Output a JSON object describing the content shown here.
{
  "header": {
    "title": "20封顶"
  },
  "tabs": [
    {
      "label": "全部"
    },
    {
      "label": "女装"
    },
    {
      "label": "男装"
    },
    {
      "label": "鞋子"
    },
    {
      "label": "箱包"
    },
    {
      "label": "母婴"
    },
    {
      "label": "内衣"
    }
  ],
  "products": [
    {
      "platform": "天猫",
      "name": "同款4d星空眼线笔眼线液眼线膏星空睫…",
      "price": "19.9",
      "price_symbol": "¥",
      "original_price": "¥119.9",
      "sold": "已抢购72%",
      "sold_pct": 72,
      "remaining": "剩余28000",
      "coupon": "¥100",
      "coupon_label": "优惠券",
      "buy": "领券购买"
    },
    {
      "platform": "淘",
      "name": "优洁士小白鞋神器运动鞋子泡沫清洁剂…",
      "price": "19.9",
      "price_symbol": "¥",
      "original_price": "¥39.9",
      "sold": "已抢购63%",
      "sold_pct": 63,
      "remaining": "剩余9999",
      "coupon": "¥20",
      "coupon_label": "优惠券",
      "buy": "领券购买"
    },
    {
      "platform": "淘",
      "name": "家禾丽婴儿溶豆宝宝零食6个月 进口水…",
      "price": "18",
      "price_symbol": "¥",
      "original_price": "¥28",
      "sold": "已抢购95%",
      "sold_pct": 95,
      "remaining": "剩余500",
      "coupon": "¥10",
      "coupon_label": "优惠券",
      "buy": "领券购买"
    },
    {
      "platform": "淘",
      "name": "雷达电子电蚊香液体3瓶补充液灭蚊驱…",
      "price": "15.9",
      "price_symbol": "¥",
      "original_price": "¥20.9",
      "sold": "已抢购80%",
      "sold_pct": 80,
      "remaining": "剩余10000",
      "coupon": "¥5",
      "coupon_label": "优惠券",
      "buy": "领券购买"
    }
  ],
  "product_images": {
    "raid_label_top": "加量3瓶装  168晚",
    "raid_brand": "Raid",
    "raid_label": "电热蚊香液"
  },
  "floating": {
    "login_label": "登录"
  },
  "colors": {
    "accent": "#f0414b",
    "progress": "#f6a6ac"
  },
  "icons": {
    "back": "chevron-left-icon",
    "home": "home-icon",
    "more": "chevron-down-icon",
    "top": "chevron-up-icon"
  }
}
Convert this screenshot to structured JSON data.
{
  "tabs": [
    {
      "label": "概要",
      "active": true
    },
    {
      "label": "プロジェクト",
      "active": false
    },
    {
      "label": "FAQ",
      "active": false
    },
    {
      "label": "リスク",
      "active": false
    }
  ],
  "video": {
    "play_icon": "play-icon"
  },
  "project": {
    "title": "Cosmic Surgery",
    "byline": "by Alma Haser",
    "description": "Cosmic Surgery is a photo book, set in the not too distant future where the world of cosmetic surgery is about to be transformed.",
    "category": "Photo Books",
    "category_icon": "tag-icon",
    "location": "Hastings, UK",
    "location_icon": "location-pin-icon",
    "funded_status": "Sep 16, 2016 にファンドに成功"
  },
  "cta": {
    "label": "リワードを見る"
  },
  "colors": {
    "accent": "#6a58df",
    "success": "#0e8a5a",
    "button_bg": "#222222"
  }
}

[Your instructions]:
Starting at the line that contains "Convert this screenshot", write out every line to the end of the entries, exactly as given.

[Answer below]:
Convert this screenshot to structured JSON data.
{
  "tabs": [
    {
      "label": "概要",
      "active": true
    },
    {
      "label": "プロジェクト",
      "active": false
    },
    {
      "label": "FAQ",
      "active": false
    },
    {
      "label": "リスク",
      "active": false
    }
  ],
  "video": {
    "play_icon": "play-icon"
  },
  "project": {
    "title": "Cosmic Surgery",
    "byline": "by Alma Haser",
    "description": "Cosmic Surgery is a photo book, set in the not too distant future where the world of cosmetic surgery is about to be transformed.",
    "category": "Photo Books",
    "category_icon": "tag-icon",
    "location": "Hastings, UK",
    "location_icon": "location-pin-icon",
    "funded_status": "Sep 16, 2016 にファンドに成功"
  },
  "cta": {
    "label": "リワードを見る"
  },
  "colors": {
    "accent": "#6a58df",
    "success": "#0e8a5a",
    "button_bg": "#222222"
  }
}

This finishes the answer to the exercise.